● **Aim**
Reproduce the entries in full, with no changes.

● **Records**
·····
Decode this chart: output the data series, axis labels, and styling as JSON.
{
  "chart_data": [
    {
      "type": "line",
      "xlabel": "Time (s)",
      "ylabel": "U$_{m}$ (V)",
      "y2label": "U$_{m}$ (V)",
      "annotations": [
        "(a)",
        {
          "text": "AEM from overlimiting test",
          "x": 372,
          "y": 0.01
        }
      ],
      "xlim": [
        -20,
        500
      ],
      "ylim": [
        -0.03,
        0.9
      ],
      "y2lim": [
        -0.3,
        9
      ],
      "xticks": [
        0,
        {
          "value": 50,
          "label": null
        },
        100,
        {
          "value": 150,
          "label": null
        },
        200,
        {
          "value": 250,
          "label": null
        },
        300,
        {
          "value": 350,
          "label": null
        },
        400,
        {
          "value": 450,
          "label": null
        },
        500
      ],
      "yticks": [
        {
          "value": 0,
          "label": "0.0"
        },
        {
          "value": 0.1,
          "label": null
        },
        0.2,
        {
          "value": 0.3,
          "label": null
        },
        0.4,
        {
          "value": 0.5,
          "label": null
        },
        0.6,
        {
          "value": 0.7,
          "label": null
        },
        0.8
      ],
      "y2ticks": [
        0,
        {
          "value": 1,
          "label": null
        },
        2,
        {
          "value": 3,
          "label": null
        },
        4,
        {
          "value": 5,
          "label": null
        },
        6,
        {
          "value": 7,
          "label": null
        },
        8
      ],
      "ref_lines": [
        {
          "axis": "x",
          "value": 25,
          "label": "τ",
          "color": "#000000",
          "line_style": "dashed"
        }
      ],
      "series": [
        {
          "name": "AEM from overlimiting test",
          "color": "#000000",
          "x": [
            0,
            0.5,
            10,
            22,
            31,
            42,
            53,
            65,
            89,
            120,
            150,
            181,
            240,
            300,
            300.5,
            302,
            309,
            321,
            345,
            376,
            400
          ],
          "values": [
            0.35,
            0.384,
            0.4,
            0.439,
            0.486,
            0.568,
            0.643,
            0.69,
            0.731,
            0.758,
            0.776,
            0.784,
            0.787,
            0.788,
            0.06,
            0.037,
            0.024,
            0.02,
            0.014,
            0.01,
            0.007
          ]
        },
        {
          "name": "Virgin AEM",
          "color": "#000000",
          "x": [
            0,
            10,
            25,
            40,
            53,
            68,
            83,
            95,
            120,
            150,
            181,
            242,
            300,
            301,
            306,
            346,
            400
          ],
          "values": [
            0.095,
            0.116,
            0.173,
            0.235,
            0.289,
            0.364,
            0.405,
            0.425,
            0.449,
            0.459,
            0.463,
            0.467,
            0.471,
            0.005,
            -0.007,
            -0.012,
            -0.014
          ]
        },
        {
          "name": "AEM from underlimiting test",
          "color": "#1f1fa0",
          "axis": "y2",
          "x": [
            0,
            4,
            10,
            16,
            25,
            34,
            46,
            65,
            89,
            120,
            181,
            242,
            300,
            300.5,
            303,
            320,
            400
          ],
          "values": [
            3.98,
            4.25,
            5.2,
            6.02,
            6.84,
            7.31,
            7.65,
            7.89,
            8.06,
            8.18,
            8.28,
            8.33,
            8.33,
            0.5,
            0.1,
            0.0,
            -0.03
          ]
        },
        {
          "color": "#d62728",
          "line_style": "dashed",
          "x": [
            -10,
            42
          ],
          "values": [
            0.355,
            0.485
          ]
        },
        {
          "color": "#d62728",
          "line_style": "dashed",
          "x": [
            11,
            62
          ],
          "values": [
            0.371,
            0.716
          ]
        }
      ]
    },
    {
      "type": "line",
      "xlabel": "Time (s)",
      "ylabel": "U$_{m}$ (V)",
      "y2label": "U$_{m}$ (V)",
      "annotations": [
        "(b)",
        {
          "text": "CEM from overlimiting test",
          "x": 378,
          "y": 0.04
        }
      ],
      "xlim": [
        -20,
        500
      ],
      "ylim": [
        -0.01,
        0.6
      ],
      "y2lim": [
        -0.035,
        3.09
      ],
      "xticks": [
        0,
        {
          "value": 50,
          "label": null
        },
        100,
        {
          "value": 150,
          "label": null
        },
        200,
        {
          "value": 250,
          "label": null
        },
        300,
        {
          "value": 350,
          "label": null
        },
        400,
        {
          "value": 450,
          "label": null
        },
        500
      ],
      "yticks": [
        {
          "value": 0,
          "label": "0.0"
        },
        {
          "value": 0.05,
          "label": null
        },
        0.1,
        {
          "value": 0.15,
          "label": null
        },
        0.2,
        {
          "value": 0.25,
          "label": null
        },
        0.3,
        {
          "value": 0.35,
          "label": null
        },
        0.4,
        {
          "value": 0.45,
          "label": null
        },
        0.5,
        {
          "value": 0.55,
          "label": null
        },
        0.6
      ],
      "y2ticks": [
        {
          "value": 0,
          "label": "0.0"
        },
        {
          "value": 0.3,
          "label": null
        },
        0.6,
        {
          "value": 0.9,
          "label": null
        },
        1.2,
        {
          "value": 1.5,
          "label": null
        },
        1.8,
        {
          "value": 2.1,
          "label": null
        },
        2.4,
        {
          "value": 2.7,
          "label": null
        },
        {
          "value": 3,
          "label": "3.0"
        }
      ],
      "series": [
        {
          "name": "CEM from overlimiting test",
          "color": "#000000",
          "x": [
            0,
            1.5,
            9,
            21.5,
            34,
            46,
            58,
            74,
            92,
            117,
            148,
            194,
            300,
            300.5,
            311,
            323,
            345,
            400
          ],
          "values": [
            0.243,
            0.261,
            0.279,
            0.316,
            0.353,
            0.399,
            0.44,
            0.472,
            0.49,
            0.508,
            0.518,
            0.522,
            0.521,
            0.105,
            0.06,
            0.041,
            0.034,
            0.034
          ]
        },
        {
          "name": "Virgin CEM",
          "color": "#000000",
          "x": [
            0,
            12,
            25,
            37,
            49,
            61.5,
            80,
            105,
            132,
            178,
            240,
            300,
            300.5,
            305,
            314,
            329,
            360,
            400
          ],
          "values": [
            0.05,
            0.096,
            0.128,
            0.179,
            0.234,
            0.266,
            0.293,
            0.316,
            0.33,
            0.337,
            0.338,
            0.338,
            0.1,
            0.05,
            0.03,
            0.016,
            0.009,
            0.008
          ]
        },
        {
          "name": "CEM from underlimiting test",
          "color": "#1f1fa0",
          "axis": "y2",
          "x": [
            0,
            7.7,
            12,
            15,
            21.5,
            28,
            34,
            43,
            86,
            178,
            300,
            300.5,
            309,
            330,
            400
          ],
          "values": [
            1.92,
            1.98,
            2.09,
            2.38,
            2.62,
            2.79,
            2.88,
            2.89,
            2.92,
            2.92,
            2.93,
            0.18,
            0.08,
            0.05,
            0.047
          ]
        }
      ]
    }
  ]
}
·····
● **Answer below**
Decode this chart: output the data series, axis labels, and styling as JSON.
{
  "chart_data": [
    {
      "type": "line",
      "xlabel": "Time (s)",
      "ylabel": "U$_{m}$ (V)",
      "y2label": "U$_{m}$ (V)",
      "annotations": [
        "(a)",
        {
          "text": "AEM from overlimiting test",
          "x": 372,
          "y": 0.01
        }
      ],
      "xlim": [
        -20,
        500
      ],
      "ylim": [
        -0.03,
        0.9
      ],
      "y2lim": [
        -0.3,
        9
      ],
      "xticks": [
        0,
        {
          "value": 50,
          "label": null
        },
        100,
        {
          "value": 150,
          "label": null
        },
        200,
        {
          "value": 250,
          "label": null
        },
        300,
        {
          "value": 350,
          "label": null
        },
        400,
        {
          "value": 450,
          "label": null
        },
        500
      ],
      "yticks": [
        {
          "value": 0,
          "label": "0.0"
        },
        {
          "value": 0.1,
          "label": null
        },
        0.2,
        {
          "value": 0.3,
          "label": null
        },
        0.4,
        {
          "value": 0.5,
          "label": null
        },
        0.6,
        {
          "value": 0.7,
          "label": null
        },
        0.8
      ],
      "y2ticks": [
        0,
        {
          "value": 1,
          "label": null
        },
        2,
        {
          "value": 3,
          "label": null
        },
        4,
        {
          "value": 5,
          "label": null
        },
        6,
        {
          "value": 7,
          "label": null
        },
        8
      ],
      "ref_lines": [
        {
          "axis": "x",
          "value": 25,
          "label": "τ",
          "color": "#000000",
          "line_style": "dashed"
        }
      ],
      "series": [
        {
          "name": "AEM from overlimiting test",
          "color": "#000000",
          "x": [
            0,
            0.5,
            10,
            22,
            31,
            42,
            53,
            65,
            89,
            120,
            150,
            181,
            240,
            300,
            300.5,
            302,
            309,
            321,
            345,
            376,
            400
          ],
          "values": [
            0.35,
            0.384,
            0.4,
            0.439,
            0.486,
            0.568,
            0.643,
            0.69,
            0.731,
            0.758,
            0.776,
            0.784,
            0.787,
            0.788,
            0.06,
            0.037,
            0.024,
            0.02,
            0.014,
            0.01,
            0.007
          ]
        },
        {
          "name": "Virgin AEM",
          "color": "#000000",
          "x": [
            0,
            10,
            25,
            40,
            53,
            68,
            83,
            95,
            120,
            150,
            181,
            242,
            300,
            301,
            306,
            346,
            400
          ],
          "values": [
            0.095,
            0.116,
            0.173,
            0.235,
            0.289,
            0.364,
            0.405,
            0.425,
            0.449,
            0.459,
            0.463,
            0.467,
            0.471,
            0.005,
            -0.007,
            -0.012,
            -0.014
          ]
        },
        {
          "name": "AEM from underlimiting test",
          "color": "#1f1fa0",
          "axis": "y2",
          "x": [
            0,
            4,
            10,
            16,
            25,
            34,
            46,
            65,
            89,
            120,
            181,
            242,
            300,
            300.5,
            303,
            320,
            400
          ],
          "values": [
            3.98,
            4.25,
            5.2,
            6.02,
            6.84,
            7.31,
            7.65,
            7.89,
            8.06,
            8.18,
            8.28,
            8.33,
            8.33,
            0.5,
            0.1,
            0.0,
            -0.03
          ]
        },
        {
          "color": "#d62728",
          "line_style": "dashed",
          "x": [
            -10,
            42
          ],
          "values": [
            0.355,
            0.485
          ]
        },
        {
          "color": "#d62728",
          "line_style": "dashed",
          "x": [
            11,
            62
          ],
          "values": [
            0.371,
            0.716
          ]
        }
      ]
    },
    {
      "type": "line",
      "xlabel": "Time (s)",
      "ylabel": "U$_{m}$ (V)",
      "y2label": "U$_{m}$ (V)",
      "annotations": [
        "(b)",
        {
          "text": "CEM from overlimiting test",
          "x": 378,
          "y": 0.04
        }
      ],
      "xlim": [
        -20,
        500
      ],
      "ylim": [
        -0.01,
        0.6
      ],
      "y2lim": [
        -0.035,
        3.09
      ],
      "xticks": [
        0,
        {
          "value": 50,
          "label": null
        },
        100,
        {
          "value": 150,
          "label": null
        },
        200,
        {
          "value": 250,
          "label": null
        },
        300,
        {
          "value": 350,
          "label": null
        },
        400,
        {
          "value": 450,
          "label": null
        },
        500
      ],
      "yticks": [
        {
          "value": 0,
          "label": "0.0"
        },
        {
          "value": 0.05,
          "label": null
        },
        0.1,
        {
          "value": 0.15,
          "label": null
        },
        0.2,
        {
          "value": 0.25,
          "label": null
        },
        0.3,
        {
          "value": 0.35,
          "label": null
        },
        0.4,
        {
          "value": 0.45,
          "label": null
        },
        0.5,
        {
          "value": 0.55,
          "label": null
        },
        0.6
      ],
      "y2ticks": [
        {
          "value": 0,
          "label": "0.0"
        },
        {
          "value": 0.3,
          "label": null
        },
        0.6,
        {
          "value": 0.9,
          "label": null
        },
        1.2,
        {
          "value": 1.5,
          "label": null
        },
        1.8,
        {
          "value": 2.1,
          "label": null
        },
        2.4,
        {
          "value": 2.7,
          "label": null
        },
        {
          "value": 3,
          "label": "3.0"
        }
      ],
      "series": [
        {
          "name": "CEM from overlimiting test",
          "color": "#000000",
          "x": [
            0,
            1.5,
            9,
            21.5,
            34,
            46,
            58,
            74,
            92,
            117,
            148,
            194,
            300,
            300.5,
            311,
            323,
            345,
            400
          ],
          "values": [
            0.243,
            0.261,
            0.279,
            0.316,
            0.353,
            0.399,
            0.44,
            0.472,
            0.49,
            0.508,
            0.518,
            0.522,
            0.521,
            0.105,
            0.06,
            0.041,
            0.034,
            0.034
          ]
        },
        {
          "name": "Virgin CEM",
          "color": "#000000",
          "x": [
            0,
            12,
            25,
            37,
            49,
            61.5,
            80,
            105,
            132,
            178,
            240,
            300,
            300.5,
            305,
            314,
            329,
            360,
            400
          ],
          "values": [
            0.05,
            0.096,
            0.128,
            0.179,
            0.234,
            0.266,
            0.293,
            0.316,
            0.33,
            0.337,
            0.338,
            0.338,
            0.1,
            0.05,
            0.03,
            0.016,
            0.009,
            0.008
          ]
        },
        {
          "name": "CEM from underlimiting test",
          "color": "#1f1fa0",
          "axis": "y2",
          "x": [
            0,
            7.7,
            12,
            15,
            21.5,
            28,
            34,
            43,
            86,
            178,
            300,
            300.5,
            309,
            330,
            400
          ],
          "values": [
            1.92,
            1.98,
            2.09,
            2.38,
            2.62,
            2.79,
            2.88,
            2.89,
            2.92,
            2.92,
            2.93,
            0.18,
            0.08,
            0.05,
            0.047
          ]
        }
      ]
    }
  ]
}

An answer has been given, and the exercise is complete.